### EXERCISE REQUIREMENTS
Reproduce the records below in full and exactly, without their images.

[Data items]
++++++

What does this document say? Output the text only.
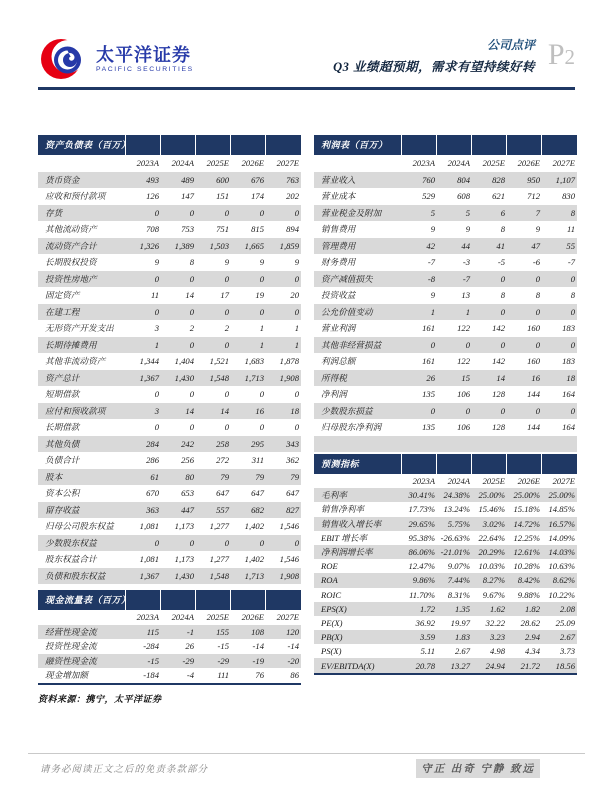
太平洋证券
PACIFIC SECURITIES
公司点评
Q3 业绩超预期，需求有望持续好转 P2
资产负债表（百万）
2023A	2024A	2025E	2026E	2027E
货币资金	493	489	600	676	763
应收和预付款项	126	147	151	174	202
存货	0	0	0	0	0
其他流动资产	708	753	751	815	894
流动资产合计	1,326	1,389	1,503	1,665	1,859
长期股权投资	9	8	9	9	9
投资性房地产	0	0	0	0	0
固定资产	11	14	17	19	20
在建工程	0	0	0	0	0
无形资产开发支出	3	2	2	1	1
长期待摊费用	1	0	0	1	1
其他非流动资产	1,344	1,404	1,521	1,683	1,878
资产总计	1,367	1,430	1,548	1,713	1,908
短期借款	0	0	0	0	0
应付和预收款项	3	14	14	16	18
长期借款	0	0	0	0	0
其他负债	284	242	258	295	343
负债合计	286	256	272	311	362
股本	61	80	79	79	79
资本公积	670	653	647	647	647
留存收益	363	447	557	682	827
归母公司股东权益	1,081	1,173	1,277	1,402	1,546
少数股东权益	0	0	0	0	0
股东权益合计	1,081	1,173	1,277	1,402	1,546
负债和股东权益	1,367	1,430	1,548	1,713	1,908
现金流量表（百万）
2023A	2024A	2025E	2026E	2027E
经营性现金流	115	-1	155	108	120
投资性现金流	-284	26	-15	-14	-14
融资性现金流	-15	-29	-29	-19	-20
现金增加额	-184	-4	111	76	86
资料来源：携宁，太平洋证券
利润表（百万）
2023A	2024A	2025E	2026E	2027E
营业收入	760	804	828	950	1,107
营业成本	529	608	621	712	830
营业税金及附加	5	5	6	7	8
销售费用	9	9	8	9	11
管理费用	42	44	41	47	55
财务费用	-7	-3	-5	-6	-7
资产减值损失	-8	-7	0	0	0
投资收益	9	13	8	8	8
公允价值变动	1	1	0	0	0
营业利润	161	122	142	160	183
其他非经营损益	0	0	0	0	0
利润总额	161	122	142	160	183
所得税	26	15	14	16	18
净利润	135	106	128	144	164
少数股东损益	0	0	0	0	0
归母股东净利润	135	106	128	144	164
预测指标
2023A	2024A	2025E	2026E	2027E
毛利率	30.41% 24.38% 25.00% 25.00% 25.00%
销售净利率	17.73% 13.24% 15.46% 15.18% 14.85%
销售收入增长率	29.65%	5.75%	3.02% 14.72% 16.57%
EBIT 增长率	95.38% -26.63% 22.64% 12.25% 14.09%
净利润增长率	86.06% -21.01% 20.29% 12.61% 14.03%
ROE	12.47%	9.07% 10.03% 10.28% 10.63%
ROA	9.86%	7.44%	8.27%	8.42%	8.62%
ROIC	11.70%	8.31%	9.67%	9.88% 10.22%
EPS(X)	1.72	1.35	1.62	1.82	2.08
PE(X)	36.92	19.97	32.22	28.62	25.09
PB(X)	3.59	1.83	3.23	2.94	2.67
PS(X)	5.11	2.67	4.98	4.34	3.73
EV/EBITDA(X)	20.78	13.27	24.94	21.72	18.56
请务必阅读正文之后的免责条款部分	守正 出奇 宁静 致远
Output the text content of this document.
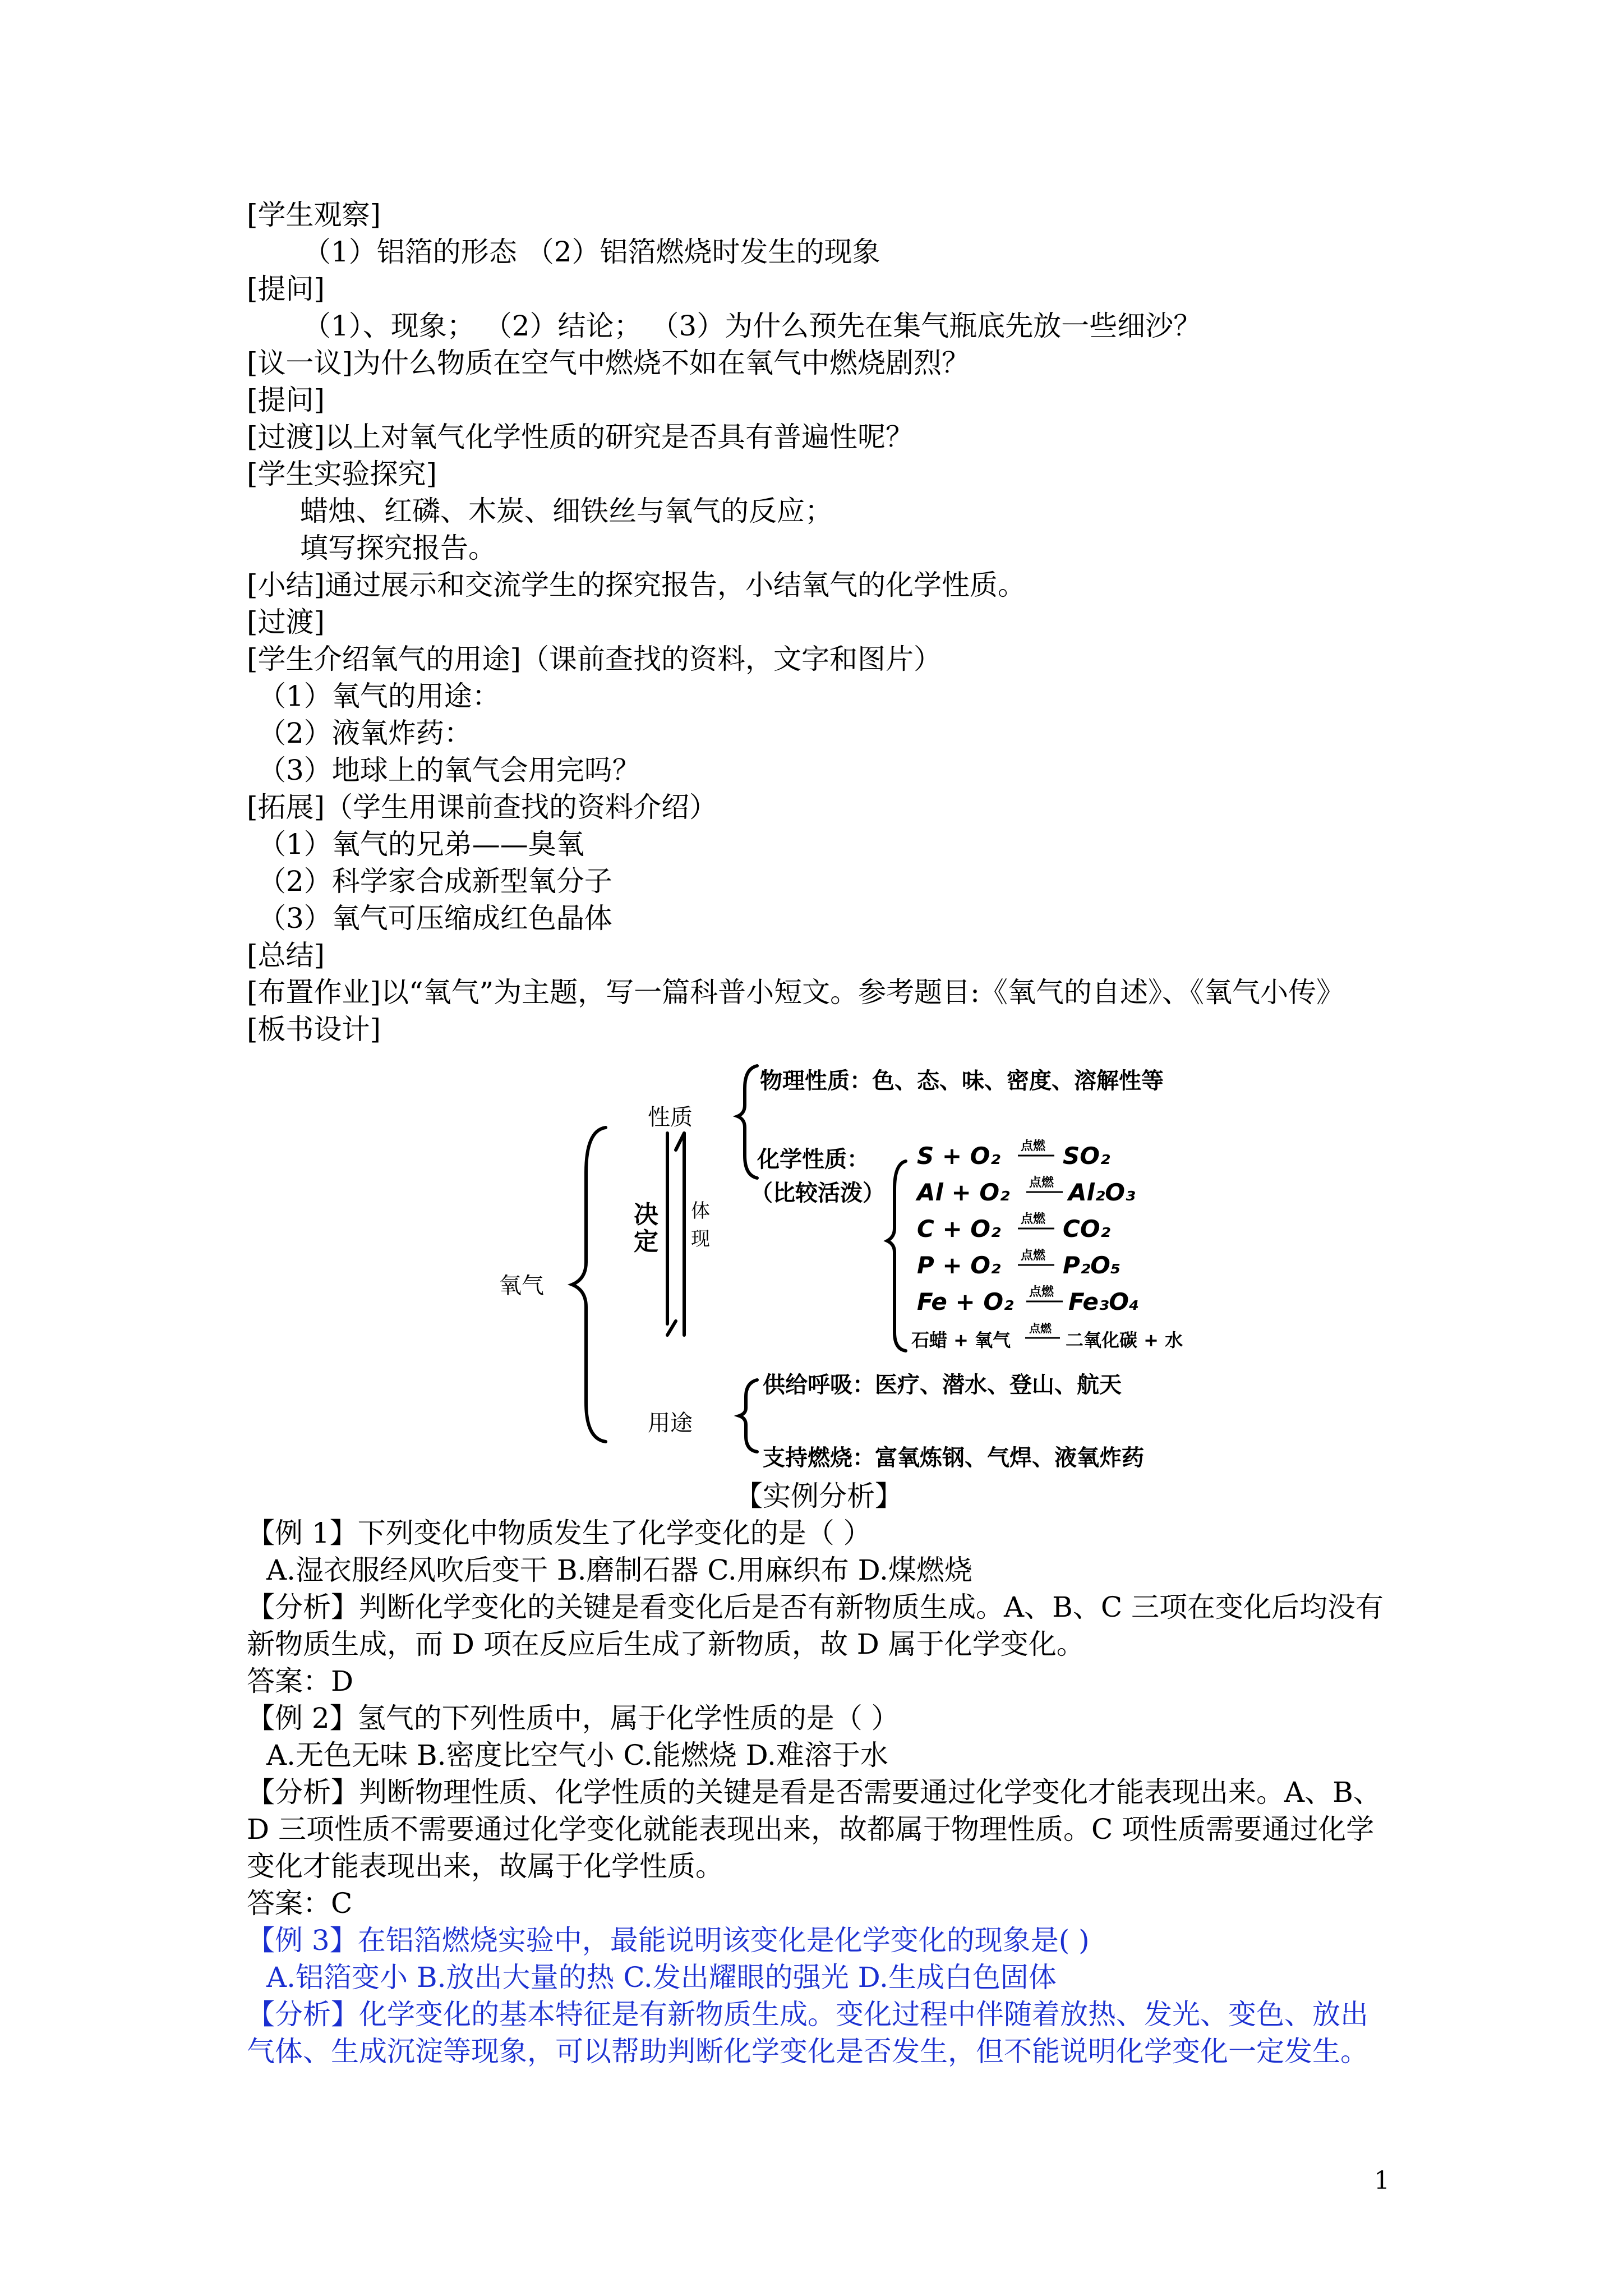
[学生观察]
（1）铝箔的形态 （2）铝箔燃烧时发生的现象
[提问]
（1）、现象； （2）结论； （3）为什么预先在集气瓶底先放一些细沙？
[议一议]为什么物质在空气中燃烧不如在氧气中燃烧剧烈？
[提问]
[过渡]以上对氧气化学性质的研究是否具有普遍性呢？
[学生实验探究]
蜡烛、红磷、木炭、细铁丝与氧气的反应；
填写探究报告。
[小结]通过展示和交流学生的探究报告，小结氧气的化学性质。
[过渡]
[学生介绍氧气的用途]（课前查找的资料，文字和图片）
（1）氧气的用途：
（2）液氧炸药：
（3）地球上的氧气会用完吗？
[拓展]（学生用课前查找的资料介绍）
（1）氧气的兄弟——臭氧
（2）科学家合成新型氧分子
（3）氧气可压缩成红色晶体
[总结]
[布置作业]以“氧气”为主题，写一篇科普小短文。参考题目:《氧气的自述》、《氧气小传》
[板书设计]
氧气
性质
用途
决
定
体
现
物理性质：色、态、味、密度、溶解性等
化学性质：
（比较活泼）
S + O₂ 点燃 SO₂
Al + O₂ 点燃 Al₂O₃
C + O₂ 点燃 CO₂
P + O₂ 点燃 P₂O₅
Fe + O₂ 点燃 Fe₃O₄
石蜡 + 氧气
点燃
二氧化碳 + 水
供给呼吸：医疗、潜水、登山、航天
支持燃烧：富氧炼钢、气焊、液氧炸药
【实例分析】
【例 1】下列变化中物质发生了化学变化的是（ ）
A.湿衣服经风吹后变干 B.磨制石器 C.用麻织布 D.煤燃烧
【分析】判断化学变化的关键是看变化后是否有新物质生成。A、B、C 三项在变化后均没有
新物质生成，而 D 项在反应后生成了新物质，故 D 属于化学变化。
答案：D
【例 2】氢气的下列性质中，属于化学性质的是（ ）
A.无色无味 B.密度比空气小 C.能燃烧 D.难溶于水
【分析】判断物理性质、化学性质的关键是看是否需要通过化学变化才能表现出来。A、B、
D 三项性质不需要通过化学变化就能表现出来，故都属于物理性质。C 项性质需要通过化学
变化才能表现出来，故属于化学性质。
答案：C
【例 3】在铝箔燃烧实验中，最能说明该变化是化学变化的现象是( )
A.铝箔变小 B.放出大量的热 C.发出耀眼的强光 D.生成白色固体
【分析】化学变化的基本特征是有新物质生成。变化过程中伴随着放热、发光、变色、放出
气体、生成沉淀等现象，可以帮助判断化学变化是否发生，但不能说明化学变化一定发生。
1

++++++

### RIGHT ANSWER
What does this document say? Output the text only.
太平洋证券
PACIFIC SECURITIES
公司点评
Q3 业绩超预期，需求有望持续好转 P2
资产负债表（百万）
2023A	2024A	2025E	2026E	2027E
货币资金	493	489	600	676	763
应收和预付款项	126	147	151	174	202
存货	0	0	0	0	0
其他流动资产	708	753	751	815	894
流动资产合计	1,326	1,389	1,503	1,665	1,859
长期股权投资	9	8	9	9	9
投资性房地产	0	0	0	0	0
固定资产	11	14	17	19	20
在建工程	0	0	0	0	0
无形资产开发支出	3	2	2	1	1
长期待摊费用	1	0	0	1	1
其他非流动资产	1,344	1,404	1,521	1,683	1,878
资产总计	1,367	1,430	1,548	1,713	1,908
短期借款	0	0	0	0	0
应付和预收款项	3	14	14	16	18
长期借款	0	0	0	0	0
其他负债	284	242	258	295	343
负债合计	286	256	272	311	362
股本	61	80	79	79	79
资本公积	670	653	647	647	647
留存收益	363	447	557	682	827
归母公司股东权益	1,081	1,173	1,277	1,402	1,546
少数股东权益	0	0	0	0	0
股东权益合计	1,081	1,173	1,277	1,402	1,546
负债和股东权益	1,367	1,430	1,548	1,713	1,908
现金流量表（百万）
2023A	2024A	2025E	2026E	2027E
经营性现金流	115	-1	155	108	120
投资性现金流	-284	26	-15	-14	-14
融资性现金流	-15	-29	-29	-19	-20
现金增加额	-184	-4	111	76	86
资料来源：携宁，太平洋证券
利润表（百万）
2023A	2024A	2025E	2026E	2027E
营业收入	760	804	828	950	1,107
营业成本	529	608	621	712	830
营业税金及附加	5	5	6	7	8
销售费用	9	9	8	9	11
管理费用	42	44	41	47	55
财务费用	-7	-3	-5	-6	-7
资产减值损失	-8	-7	0	0	0
投资收益	9	13	8	8	8
公允价值变动	1	1	0	0	0
营业利润	161	122	142	160	183
其他非经营损益	0	0	0	0	0
利润总额	161	122	142	160	183
所得税	26	15	14	16	18
净利润	135	106	128	144	164
少数股东损益	0	0	0	0	0
归母股东净利润	135	106	128	144	164
预测指标
2023A	2024A	2025E	2026E	2027E
毛利率	30.41% 24.38% 25.00% 25.00% 25.00%
销售净利率	17.73% 13.24% 15.46% 15.18% 14.85%
销售收入增长率	29.65%	5.75%	3.02% 14.72% 16.57%
EBIT 增长率	95.38% -26.63% 22.64% 12.25% 14.09%
净利润增长率	86.06% -21.01% 20.29% 12.61% 14.03%
ROE	12.47%	9.07% 10.03% 10.28% 10.63%
ROA	9.86%	7.44%	8.27%	8.42%	8.62%
ROIC	11.70%	8.31%	9.67%	9.88% 10.22%
EPS(X)	1.72	1.35	1.62	1.82	2.08
PE(X)	36.92	19.97	32.22	28.62	25.09
PB(X)	3.59	1.83	3.23	2.94	2.67
PS(X)	5.11	2.67	4.98	4.34	3.73
EV/EBITDA(X)	20.78	13.27	24.94	21.72	18.56
请务必阅读正文之后的免责条款部分	守正 出奇 宁静 致远
Output the text content of this document.
[学生观察]
（1）铝箔的形态 （2）铝箔燃烧时发生的现象
[提问]
（1）、现象； （2）结论； （3）为什么预先在集气瓶底先放一些细沙？
[议一议]为什么物质在空气中燃烧不如在氧气中燃烧剧烈？
[提问]
[过渡]以上对氧气化学性质的研究是否具有普遍性呢？
[学生实验探究]
蜡烛、红磷、木炭、细铁丝与氧气的反应；
填写探究报告。
[小结]通过展示和交流学生的探究报告，小结氧气的化学性质。
[过渡]
[学生介绍氧气的用途]（课前查找的资料，文字和图片）
（1）氧气的用途：
（2）液氧炸药：
（3）地球上的氧气会用完吗？
[拓展]（学生用课前查找的资料介绍）
（1）氧气的兄弟——臭氧
（2）科学家合成新型氧分子
（3）氧气可压缩成红色晶体
[总结]
[布置作业]以“氧气”为主题，写一篇科普小短文。参考题目:《氧气的自述》、《氧气小传》
[板书设计]
氧气
性质
用途
决
定
体
现
物理性质：色、态、味、密度、溶解性等
化学性质：
（比较活泼）
S + O₂ 点燃 SO₂
Al + O₂ 点燃 Al₂O₃
C + O₂ 点燃 CO₂
P + O₂ 点燃 P₂O₅
Fe + O₂ 点燃 Fe₃O₄
石蜡 + 氧气
点燃
二氧化碳 + 水
供给呼吸：医疗、潜水、登山、航天
支持燃烧：富氧炼钢、气焊、液氧炸药
【实例分析】
【例 1】下列变化中物质发生了化学变化的是（ ）
A.湿衣服经风吹后变干 B.磨制石器 C.用麻织布 D.煤燃烧
【分析】判断化学变化的关键是看变化后是否有新物质生成。A、B、C 三项在变化后均没有
新物质生成，而 D 项在反应后生成了新物质，故 D 属于化学变化。
答案：D
【例 2】氢气的下列性质中，属于化学性质的是（ ）
A.无色无味 B.密度比空气小 C.能燃烧 D.难溶于水
【分析】判断物理性质、化学性质的关键是看是否需要通过化学变化才能表现出来。A、B、
D 三项性质不需要通过化学变化就能表现出来，故都属于物理性质。C 项性质需要通过化学
变化才能表现出来，故属于化学性质。
答案：C
【例 3】在铝箔燃烧实验中，最能说明该变化是化学变化的现象是( )
A.铝箔变小 B.放出大量的热 C.发出耀眼的强光 D.生成白色固体
【分析】化学变化的基本特征是有新物质生成。变化过程中伴随着放热、发光、变色、放出
气体、生成沉淀等现象，可以帮助判断化学变化是否发生，但不能说明化学变化一定发生。
1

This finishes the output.